INFORMATION SHOWN start

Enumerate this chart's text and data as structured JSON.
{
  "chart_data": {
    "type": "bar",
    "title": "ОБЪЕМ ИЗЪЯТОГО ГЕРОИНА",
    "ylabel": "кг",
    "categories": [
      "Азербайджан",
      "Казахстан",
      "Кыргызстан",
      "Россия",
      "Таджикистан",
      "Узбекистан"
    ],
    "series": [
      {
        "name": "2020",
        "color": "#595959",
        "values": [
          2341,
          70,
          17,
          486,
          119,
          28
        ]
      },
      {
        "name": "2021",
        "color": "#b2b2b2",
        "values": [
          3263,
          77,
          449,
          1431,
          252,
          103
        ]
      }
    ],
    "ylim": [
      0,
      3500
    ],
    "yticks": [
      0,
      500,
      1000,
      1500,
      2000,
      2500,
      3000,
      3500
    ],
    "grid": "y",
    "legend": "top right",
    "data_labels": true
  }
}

INFORMATION SHOWN end

**TASK DETAILS**
Reproduce the material precisely, including every line.

**RESPONSE TO THE EXERCISE**
Enumerate this chart's text and data as structured JSON.
{
  "chart_data": {
    "type": "bar",
    "title": "ОБЪЕМ ИЗЪЯТОГО ГЕРОИНА",
    "ylabel": "кг",
    "categories": [
      "Азербайджан",
      "Казахстан",
      "Кыргызстан",
      "Россия",
      "Таджикистан",
      "Узбекистан"
    ],
    "series": [
      {
        "name": "2020",
        "color": "#595959",
        "values": [
          2341,
          70,
          17,
          486,
          119,
          28
        ]
      },
      {
        "name": "2021",
        "color": "#b2b2b2",
        "values": [
          3263,
          77,
          449,
          1431,
          252,
          103
        ]
      }
    ],
    "ylim": [
      0,
      3500
    ],
    "yticks": [
      0,
      500,
      1000,
      1500,
      2000,
      2500,
      3000,
      3500
    ],
    "grid": "y",
    "legend": "top right",
    "data_labels": true
  }
}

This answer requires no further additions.